Requirement: Transcribe each record exactly. Include every one.

_____

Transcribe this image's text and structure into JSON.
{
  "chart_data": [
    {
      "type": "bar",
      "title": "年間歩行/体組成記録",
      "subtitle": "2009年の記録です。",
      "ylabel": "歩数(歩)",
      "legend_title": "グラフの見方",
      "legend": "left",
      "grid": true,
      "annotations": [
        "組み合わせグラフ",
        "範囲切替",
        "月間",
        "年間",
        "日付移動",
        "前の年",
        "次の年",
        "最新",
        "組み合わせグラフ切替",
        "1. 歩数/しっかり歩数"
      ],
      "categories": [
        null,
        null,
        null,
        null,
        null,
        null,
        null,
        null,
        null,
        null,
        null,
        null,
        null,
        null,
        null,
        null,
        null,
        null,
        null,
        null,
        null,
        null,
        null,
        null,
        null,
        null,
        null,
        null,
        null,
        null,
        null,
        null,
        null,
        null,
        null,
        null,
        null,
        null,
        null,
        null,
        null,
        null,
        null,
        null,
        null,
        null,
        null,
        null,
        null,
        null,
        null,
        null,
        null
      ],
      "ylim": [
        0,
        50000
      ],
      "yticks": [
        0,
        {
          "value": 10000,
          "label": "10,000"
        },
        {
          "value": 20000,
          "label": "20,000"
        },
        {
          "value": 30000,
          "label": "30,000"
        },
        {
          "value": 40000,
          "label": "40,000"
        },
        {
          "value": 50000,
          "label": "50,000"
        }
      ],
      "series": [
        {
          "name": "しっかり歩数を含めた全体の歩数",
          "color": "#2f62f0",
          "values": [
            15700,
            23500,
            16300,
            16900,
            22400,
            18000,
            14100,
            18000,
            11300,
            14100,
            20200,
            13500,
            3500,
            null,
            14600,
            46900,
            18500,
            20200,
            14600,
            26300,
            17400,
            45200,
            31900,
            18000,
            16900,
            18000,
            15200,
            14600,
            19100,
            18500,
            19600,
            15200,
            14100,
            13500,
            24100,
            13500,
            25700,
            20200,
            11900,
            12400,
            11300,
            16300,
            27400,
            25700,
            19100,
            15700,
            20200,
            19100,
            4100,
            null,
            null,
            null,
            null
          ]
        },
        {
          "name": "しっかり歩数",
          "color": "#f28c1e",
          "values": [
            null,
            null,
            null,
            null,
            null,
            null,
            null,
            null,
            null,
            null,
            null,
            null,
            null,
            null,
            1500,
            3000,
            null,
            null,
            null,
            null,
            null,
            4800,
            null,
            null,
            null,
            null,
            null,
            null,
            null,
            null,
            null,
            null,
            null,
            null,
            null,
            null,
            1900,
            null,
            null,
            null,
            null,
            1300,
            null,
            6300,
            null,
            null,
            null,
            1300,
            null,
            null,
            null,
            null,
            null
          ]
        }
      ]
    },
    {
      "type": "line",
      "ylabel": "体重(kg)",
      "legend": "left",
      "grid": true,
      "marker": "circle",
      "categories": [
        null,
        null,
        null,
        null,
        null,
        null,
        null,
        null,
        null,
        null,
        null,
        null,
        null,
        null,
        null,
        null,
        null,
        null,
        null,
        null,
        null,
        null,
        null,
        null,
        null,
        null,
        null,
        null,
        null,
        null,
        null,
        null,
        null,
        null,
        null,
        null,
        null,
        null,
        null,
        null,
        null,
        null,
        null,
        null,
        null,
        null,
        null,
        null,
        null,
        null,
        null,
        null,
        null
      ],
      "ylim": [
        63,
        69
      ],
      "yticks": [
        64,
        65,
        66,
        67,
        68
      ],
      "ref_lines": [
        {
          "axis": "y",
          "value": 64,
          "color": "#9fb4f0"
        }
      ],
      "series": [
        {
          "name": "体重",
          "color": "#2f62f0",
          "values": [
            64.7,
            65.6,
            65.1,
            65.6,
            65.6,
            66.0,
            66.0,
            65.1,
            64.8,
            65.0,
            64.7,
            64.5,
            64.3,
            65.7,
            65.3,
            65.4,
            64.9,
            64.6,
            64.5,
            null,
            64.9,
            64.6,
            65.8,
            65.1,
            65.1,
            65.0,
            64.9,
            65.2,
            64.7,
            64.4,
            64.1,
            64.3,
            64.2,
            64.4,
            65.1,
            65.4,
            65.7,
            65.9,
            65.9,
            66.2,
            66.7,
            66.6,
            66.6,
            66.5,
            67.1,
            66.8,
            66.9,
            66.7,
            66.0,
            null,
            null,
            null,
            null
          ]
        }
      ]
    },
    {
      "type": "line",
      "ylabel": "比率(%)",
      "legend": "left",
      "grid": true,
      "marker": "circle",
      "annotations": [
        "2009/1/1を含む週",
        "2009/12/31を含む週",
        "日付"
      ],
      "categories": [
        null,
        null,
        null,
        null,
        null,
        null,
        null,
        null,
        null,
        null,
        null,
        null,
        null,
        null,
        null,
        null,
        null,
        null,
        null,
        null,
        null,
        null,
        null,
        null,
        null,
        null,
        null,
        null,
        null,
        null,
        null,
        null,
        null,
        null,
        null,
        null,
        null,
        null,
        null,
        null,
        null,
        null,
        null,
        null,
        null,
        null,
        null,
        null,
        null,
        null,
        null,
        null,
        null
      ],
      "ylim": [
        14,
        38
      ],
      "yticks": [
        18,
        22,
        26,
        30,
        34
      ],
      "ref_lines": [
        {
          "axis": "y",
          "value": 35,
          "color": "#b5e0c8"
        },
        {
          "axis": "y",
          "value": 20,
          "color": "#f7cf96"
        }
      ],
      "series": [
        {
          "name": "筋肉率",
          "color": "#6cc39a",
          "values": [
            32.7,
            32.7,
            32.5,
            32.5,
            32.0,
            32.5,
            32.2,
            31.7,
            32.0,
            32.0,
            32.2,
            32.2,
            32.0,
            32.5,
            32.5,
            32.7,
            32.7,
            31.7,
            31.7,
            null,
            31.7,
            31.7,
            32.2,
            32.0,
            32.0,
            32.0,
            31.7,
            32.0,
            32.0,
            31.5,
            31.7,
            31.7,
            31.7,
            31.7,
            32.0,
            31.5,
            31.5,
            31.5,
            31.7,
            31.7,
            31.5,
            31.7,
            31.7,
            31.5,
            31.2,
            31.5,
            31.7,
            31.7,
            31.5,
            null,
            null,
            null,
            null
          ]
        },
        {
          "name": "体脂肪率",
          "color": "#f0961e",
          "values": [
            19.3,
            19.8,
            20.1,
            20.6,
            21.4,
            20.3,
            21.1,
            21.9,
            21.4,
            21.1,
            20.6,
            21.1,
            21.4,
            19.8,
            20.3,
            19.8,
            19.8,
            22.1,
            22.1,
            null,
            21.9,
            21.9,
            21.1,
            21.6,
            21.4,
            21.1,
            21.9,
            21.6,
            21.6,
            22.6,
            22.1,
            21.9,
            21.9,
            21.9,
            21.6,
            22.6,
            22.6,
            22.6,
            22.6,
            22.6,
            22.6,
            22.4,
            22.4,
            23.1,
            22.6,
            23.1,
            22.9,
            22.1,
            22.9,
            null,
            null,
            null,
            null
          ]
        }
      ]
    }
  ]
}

_____

Task response:
Transcribe this image's text and structure into JSON.
{
  "chart_data": [
    {
      "type": "bar",
      "title": "年間歩行/体組成記録",
      "subtitle": "2009年の記録です。",
      "ylabel": "歩数(歩)",
      "legend_title": "グラフの見方",
      "legend": "left",
      "grid": true,
      "annotations": [
        "組み合わせグラフ",
        "範囲切替",
        "月間",
        "年間",
        "日付移動",
        "前の年",
        "次の年",
        "最新",
        "組み合わせグラフ切替",
        "1. 歩数/しっかり歩数"
      ],
      "categories": [
        null,
        null,
        null,
        null,
        null,
        null,
        null,
        null,
        null,
        null,
        null,
        null,
        null,
        null,
        null,
        null,
        null,
        null,
        null,
        null,
        null,
        null,
        null,
        null,
        null,
        null,
        null,
        null,
        null,
        null,
        null,
        null,
        null,
        null,
        null,
        null,
        null,
        null,
        null,
        null,
        null,
        null,
        null,
        null,
        null,
        null,
        null,
        null,
        null,
        null,
        null,
        null,
        null
      ],
      "ylim": [
        0,
        50000
      ],
      "yticks": [
        0,
        {
          "value": 10000,
          "label": "10,000"
        },
        {
          "value": 20000,
          "label": "20,000"
        },
        {
          "value": 30000,
          "label": "30,000"
        },
        {
          "value": 40000,
          "label": "40,000"
        },
        {
          "value": 50000,
          "label": "50,000"
        }
      ],
      "series": [
        {
          "name": "しっかり歩数を含めた全体の歩数",
          "color": "#2f62f0",
          "values": [
            15700,
            23500,
            16300,
            16900,
            22400,
            18000,
            14100,
            18000,
            11300,
            14100,
            20200,
            13500,
            3500,
            null,
            14600,
            46900,
            18500,
            20200,
            14600,
            26300,
            17400,
            45200,
            31900,
            18000,
            16900,
            18000,
            15200,
            14600,
            19100,
            18500,
            19600,
            15200,
            14100,
            13500,
            24100,
            13500,
            25700,
            20200,
            11900,
            12400,
            11300,
            16300,
            27400,
            25700,
            19100,
            15700,
            20200,
            19100,
            4100,
            null,
            null,
            null,
            null
          ]
        },
        {
          "name": "しっかり歩数",
          "color": "#f28c1e",
          "values": [
            null,
            null,
            null,
            null,
            null,
            null,
            null,
            null,
            null,
            null,
            null,
            null,
            null,
            null,
            1500,
            3000,
            null,
            null,
            null,
            null,
            null,
            4800,
            null,
            null,
            null,
            null,
            null,
            null,
            null,
            null,
            null,
            null,
            null,
            null,
            null,
            null,
            1900,
            null,
            null,
            null,
            null,
            1300,
            null,
            6300,
            null,
            null,
            null,
            1300,
            null,
            null,
            null,
            null,
            null
          ]
        }
      ]
    },
    {
      "type": "line",
      "ylabel": "体重(kg)",
      "legend": "left",
      "grid": true,
      "marker": "circle",
      "categories": [
        null,
        null,
        null,
        null,
        null,
        null,
        null,
        null,
        null,
        null,
        null,
        null,
        null,
        null,
        null,
        null,
        null,
        null,
        null,
        null,
        null,
        null,
        null,
        null,
        null,
        null,
        null,
        null,
        null,
        null,
        null,
        null,
        null,
        null,
        null,
        null,
        null,
        null,
        null,
        null,
        null,
        null,
        null,
        null,
        null,
        null,
        null,
        null,
        null,
        null,
        null,
        null,
        null
      ],
      "ylim": [
        63,
        69
      ],
      "yticks": [
        64,
        65,
        66,
        67,
        68
      ],
      "ref_lines": [
        {
          "axis": "y",
          "value": 64,
          "color": "#9fb4f0"
        }
      ],
      "series": [
        {
          "name": "体重",
          "color": "#2f62f0",
          "values": [
            64.7,
            65.6,
            65.1,
            65.6,
            65.6,
            66.0,
            66.0,
            65.1,
            64.8,
            65.0,
            64.7,
            64.5,
            64.3,
            65.7,
            65.3,
            65.4,
            64.9,
            64.6,
            64.5,
            null,
            64.9,
            64.6,
            65.8,
            65.1,
            65.1,
            65.0,
            64.9,
            65.2,
            64.7,
            64.4,
            64.1,
            64.3,
            64.2,
            64.4,
            65.1,
            65.4,
            65.7,
            65.9,
            65.9,
            66.2,
            66.7,
            66.6,
            66.6,
            66.5,
            67.1,
            66.8,
            66.9,
            66.7,
            66.0,
            null,
            null,
            null,
            null
          ]
        }
      ]
    },
    {
      "type": "line",
      "ylabel": "比率(%)",
      "legend": "left",
      "grid": true,
      "marker": "circle",
      "annotations": [
        "2009/1/1を含む週",
        "2009/12/31を含む週",
        "日付"
      ],
      "categories": [
        null,
        null,
        null,
        null,
        null,
        null,
        null,
        null,
        null,
        null,
        null,
        null,
        null,
        null,
        null,
        null,
        null,
        null,
        null,
        null,
        null,
        null,
        null,
        null,
        null,
        null,
        null,
        null,
        null,
        null,
        null,
        null,
        null,
        null,
        null,
        null,
        null,
        null,
        null,
        null,
        null,
        null,
        null,
        null,
        null,
        null,
        null,
        null,
        null,
        null,
        null,
        null,
        null
      ],
      "ylim": [
        14,
        38
      ],
      "yticks": [
        18,
        22,
        26,
        30,
        34
      ],
      "ref_lines": [
        {
          "axis": "y",
          "value": 35,
          "color": "#b5e0c8"
        },
        {
          "axis": "y",
          "value": 20,
          "color": "#f7cf96"
        }
      ],
      "series": [
        {
          "name": "筋肉率",
          "color": "#6cc39a",
          "values": [
            32.7,
            32.7,
            32.5,
            32.5,
            32.0,
            32.5,
            32.2,
            31.7,
            32.0,
            32.0,
            32.2,
            32.2,
            32.0,
            32.5,
            32.5,
            32.7,
            32.7,
            31.7,
            31.7,
            null,
            31.7,
            31.7,
            32.2,
            32.0,
            32.0,
            32.0,
            31.7,
            32.0,
            32.0,
            31.5,
            31.7,
            31.7,
            31.7,
            31.7,
            32.0,
            31.5,
            31.5,
            31.5,
            31.7,
            31.7,
            31.5,
            31.7,
            31.7,
            31.5,
            31.2,
            31.5,
            31.7,
            31.7,
            31.5,
            null,
            null,
            null,
            null
          ]
        },
        {
          "name": "体脂肪率",
          "color": "#f0961e",
          "values": [
            19.3,
            19.8,
            20.1,
            20.6,
            21.4,
            20.3,
            21.1,
            21.9,
            21.4,
            21.1,
            20.6,
            21.1,
            21.4,
            19.8,
            20.3,
            19.8,
            19.8,
            22.1,
            22.1,
            null,
            21.9,
            21.9,
            21.1,
            21.6,
            21.4,
            21.1,
            21.9,
            21.6,
            21.6,
            22.6,
            22.1,
            21.9,
            21.9,
            21.9,
            21.6,
            22.6,
            22.6,
            22.6,
            22.6,
            22.6,
            22.6,
            22.4,
            22.4,
            23.1,
            22.6,
            23.1,
            22.9,
            22.1,
            22.9,
            null,
            null,
            null,
            null
          ]
        }
      ]
    }
  ]
}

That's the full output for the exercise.